Supplied data:
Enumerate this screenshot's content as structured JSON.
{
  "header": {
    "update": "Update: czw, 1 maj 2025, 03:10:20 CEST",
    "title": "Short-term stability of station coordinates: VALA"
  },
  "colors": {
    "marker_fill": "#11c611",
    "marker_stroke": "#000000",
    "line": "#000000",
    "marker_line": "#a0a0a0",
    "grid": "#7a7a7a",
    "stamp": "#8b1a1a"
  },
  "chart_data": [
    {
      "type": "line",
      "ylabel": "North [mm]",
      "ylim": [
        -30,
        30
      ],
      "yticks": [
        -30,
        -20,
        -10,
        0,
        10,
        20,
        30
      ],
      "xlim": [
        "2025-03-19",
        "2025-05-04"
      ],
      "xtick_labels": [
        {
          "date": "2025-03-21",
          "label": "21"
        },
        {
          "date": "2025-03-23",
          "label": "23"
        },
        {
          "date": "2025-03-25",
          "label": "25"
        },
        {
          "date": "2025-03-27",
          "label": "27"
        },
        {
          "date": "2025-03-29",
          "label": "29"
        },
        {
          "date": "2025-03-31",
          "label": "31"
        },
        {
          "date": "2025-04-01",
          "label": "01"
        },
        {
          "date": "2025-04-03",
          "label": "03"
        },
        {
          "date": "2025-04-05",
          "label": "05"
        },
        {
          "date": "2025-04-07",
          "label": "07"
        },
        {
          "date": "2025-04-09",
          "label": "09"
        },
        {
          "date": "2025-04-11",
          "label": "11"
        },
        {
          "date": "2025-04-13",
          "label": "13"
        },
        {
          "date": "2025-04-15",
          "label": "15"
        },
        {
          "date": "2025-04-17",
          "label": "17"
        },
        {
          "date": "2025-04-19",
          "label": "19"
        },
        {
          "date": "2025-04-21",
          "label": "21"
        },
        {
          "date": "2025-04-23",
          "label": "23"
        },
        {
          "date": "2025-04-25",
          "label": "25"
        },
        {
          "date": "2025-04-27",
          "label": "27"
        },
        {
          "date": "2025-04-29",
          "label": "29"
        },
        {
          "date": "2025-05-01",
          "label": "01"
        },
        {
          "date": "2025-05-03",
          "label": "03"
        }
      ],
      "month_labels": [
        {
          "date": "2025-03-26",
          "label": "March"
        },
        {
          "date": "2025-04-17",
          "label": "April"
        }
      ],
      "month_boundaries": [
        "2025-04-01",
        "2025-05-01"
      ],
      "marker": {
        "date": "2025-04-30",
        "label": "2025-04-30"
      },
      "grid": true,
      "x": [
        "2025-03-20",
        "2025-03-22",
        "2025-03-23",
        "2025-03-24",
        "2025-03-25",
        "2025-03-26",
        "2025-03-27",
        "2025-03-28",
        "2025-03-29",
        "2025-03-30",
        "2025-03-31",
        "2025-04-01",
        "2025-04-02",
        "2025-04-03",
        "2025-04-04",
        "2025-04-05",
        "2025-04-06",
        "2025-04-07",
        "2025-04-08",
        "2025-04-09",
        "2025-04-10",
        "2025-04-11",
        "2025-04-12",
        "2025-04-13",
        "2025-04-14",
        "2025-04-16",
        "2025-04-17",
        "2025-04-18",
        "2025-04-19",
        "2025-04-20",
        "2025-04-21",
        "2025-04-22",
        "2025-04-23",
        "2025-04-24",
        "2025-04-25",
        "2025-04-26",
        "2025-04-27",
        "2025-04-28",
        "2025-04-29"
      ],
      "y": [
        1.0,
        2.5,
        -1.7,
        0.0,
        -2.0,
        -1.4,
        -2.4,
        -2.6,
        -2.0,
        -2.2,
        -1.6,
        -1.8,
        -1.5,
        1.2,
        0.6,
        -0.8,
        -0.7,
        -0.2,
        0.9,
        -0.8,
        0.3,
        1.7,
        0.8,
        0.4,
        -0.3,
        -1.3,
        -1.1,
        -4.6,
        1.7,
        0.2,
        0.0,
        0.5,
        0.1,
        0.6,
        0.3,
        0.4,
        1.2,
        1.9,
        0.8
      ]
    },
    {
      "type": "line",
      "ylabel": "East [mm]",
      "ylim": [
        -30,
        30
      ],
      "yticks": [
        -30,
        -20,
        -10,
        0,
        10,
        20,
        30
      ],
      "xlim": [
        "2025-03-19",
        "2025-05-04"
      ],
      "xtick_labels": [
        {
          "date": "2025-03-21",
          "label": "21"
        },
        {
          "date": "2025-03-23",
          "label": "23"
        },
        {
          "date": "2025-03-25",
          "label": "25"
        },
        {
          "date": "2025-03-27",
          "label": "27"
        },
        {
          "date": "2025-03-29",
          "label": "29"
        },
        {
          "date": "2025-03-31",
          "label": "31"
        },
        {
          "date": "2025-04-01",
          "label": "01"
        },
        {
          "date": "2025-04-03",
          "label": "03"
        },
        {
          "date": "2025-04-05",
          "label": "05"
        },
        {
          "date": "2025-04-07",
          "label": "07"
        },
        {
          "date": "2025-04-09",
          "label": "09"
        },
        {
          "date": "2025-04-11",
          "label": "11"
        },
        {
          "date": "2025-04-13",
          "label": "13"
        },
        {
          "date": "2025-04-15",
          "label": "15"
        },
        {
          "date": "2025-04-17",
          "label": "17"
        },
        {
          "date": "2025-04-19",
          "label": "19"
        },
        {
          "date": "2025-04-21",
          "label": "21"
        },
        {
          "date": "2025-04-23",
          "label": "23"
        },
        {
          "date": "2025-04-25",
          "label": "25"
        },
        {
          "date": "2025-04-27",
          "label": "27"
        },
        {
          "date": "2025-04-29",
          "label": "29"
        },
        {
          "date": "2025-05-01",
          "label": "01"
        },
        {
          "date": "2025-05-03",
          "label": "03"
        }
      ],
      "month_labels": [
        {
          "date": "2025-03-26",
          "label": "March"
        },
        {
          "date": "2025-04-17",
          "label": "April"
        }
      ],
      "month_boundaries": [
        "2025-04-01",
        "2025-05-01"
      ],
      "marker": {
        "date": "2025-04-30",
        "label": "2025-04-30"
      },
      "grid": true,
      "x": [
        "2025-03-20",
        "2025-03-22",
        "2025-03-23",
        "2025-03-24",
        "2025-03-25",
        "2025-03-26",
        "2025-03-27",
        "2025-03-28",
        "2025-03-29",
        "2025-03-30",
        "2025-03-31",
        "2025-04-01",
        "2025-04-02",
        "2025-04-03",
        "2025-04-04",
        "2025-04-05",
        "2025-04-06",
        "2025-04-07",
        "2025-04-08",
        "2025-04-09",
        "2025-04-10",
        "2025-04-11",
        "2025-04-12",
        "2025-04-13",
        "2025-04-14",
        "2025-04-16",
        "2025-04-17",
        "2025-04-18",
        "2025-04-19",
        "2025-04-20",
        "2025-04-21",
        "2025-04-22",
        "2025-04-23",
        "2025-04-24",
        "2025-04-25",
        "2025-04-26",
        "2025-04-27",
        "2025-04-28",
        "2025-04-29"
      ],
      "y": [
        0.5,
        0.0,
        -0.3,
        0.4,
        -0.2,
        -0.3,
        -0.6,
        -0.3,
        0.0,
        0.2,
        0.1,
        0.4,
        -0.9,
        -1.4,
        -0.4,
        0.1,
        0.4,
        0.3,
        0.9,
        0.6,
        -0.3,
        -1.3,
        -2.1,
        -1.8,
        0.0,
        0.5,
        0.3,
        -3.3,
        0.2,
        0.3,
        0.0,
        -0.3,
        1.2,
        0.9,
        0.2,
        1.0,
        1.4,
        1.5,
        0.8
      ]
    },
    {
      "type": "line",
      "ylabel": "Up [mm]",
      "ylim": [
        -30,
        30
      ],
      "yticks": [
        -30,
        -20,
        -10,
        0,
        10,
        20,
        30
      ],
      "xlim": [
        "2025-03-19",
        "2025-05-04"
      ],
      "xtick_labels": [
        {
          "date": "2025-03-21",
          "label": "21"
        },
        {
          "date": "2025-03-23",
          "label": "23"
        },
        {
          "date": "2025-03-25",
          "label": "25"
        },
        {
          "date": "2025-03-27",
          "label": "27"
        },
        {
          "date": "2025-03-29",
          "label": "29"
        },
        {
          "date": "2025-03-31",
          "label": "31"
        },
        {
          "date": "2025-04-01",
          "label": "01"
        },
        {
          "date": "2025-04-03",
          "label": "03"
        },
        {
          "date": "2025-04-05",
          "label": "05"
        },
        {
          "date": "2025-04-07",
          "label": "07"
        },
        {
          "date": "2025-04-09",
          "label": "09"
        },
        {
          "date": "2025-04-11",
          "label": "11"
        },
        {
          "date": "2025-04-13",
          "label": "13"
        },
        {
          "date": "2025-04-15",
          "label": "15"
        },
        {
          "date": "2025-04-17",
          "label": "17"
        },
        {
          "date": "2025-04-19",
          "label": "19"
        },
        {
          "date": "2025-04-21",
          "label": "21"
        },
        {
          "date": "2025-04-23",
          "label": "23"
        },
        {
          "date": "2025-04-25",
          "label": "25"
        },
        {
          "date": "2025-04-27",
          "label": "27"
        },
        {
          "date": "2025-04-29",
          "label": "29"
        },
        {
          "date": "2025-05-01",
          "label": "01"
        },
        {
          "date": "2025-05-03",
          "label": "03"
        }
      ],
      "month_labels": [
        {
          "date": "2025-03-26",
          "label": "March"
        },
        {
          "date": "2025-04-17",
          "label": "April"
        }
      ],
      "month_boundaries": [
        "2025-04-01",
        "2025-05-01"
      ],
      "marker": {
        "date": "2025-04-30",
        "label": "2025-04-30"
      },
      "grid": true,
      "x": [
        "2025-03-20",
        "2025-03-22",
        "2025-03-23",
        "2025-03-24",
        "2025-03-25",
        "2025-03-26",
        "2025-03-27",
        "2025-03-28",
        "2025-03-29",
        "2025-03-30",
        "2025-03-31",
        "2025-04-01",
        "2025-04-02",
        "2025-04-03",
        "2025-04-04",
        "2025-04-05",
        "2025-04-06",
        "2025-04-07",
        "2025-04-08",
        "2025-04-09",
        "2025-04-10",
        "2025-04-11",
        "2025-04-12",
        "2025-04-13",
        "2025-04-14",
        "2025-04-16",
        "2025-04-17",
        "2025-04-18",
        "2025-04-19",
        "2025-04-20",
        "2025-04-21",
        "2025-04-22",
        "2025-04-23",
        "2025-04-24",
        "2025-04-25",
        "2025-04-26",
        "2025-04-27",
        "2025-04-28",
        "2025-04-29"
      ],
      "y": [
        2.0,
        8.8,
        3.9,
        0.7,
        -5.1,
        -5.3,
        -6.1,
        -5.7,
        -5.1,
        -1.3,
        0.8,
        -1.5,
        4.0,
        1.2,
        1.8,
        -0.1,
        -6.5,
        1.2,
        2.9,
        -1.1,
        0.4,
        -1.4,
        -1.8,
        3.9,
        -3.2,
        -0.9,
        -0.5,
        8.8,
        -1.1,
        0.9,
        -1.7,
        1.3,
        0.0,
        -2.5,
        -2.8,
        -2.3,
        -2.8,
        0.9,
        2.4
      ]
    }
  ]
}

Problem:
Report only a number: how many lines in the material above contain the string "ylabel".

Exercise result:
3